Aim of the exercise:
Which lines hold the string "icon"? Copy every one of them.

Data entries:
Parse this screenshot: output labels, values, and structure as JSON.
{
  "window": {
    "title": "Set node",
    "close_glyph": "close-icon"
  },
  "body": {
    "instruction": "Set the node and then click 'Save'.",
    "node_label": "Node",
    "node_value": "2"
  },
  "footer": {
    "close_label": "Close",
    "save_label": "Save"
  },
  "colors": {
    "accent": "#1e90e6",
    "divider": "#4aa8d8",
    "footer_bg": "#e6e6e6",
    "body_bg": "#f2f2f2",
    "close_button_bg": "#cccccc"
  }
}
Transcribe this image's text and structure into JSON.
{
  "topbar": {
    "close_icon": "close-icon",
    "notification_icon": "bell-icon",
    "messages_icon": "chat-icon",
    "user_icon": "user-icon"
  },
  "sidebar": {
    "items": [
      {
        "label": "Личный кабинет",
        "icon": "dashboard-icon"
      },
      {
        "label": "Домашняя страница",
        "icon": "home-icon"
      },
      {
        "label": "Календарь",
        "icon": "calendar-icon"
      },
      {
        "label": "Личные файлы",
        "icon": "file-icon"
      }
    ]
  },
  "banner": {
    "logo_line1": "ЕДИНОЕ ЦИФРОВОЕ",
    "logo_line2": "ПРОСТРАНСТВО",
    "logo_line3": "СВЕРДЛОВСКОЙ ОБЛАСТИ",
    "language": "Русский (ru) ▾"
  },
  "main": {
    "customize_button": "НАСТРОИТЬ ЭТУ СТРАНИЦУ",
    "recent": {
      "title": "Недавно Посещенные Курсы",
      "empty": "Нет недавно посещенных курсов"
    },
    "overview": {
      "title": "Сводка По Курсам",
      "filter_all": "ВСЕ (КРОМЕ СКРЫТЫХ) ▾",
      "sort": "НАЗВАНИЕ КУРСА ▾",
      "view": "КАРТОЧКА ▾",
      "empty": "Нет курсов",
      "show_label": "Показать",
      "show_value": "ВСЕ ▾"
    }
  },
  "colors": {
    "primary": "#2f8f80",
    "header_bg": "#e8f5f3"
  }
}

Output below:
    "close_glyph": "close-icon"
    "close_icon": "close-icon",
    "notification_icon": "bell-icon",
    "messages_icon": "chat-icon",
    "user_icon": "user-icon"
        "icon": "dashboard-icon"
        "icon": "home-icon"
        "icon": "calendar-icon"
        "icon": "file-icon"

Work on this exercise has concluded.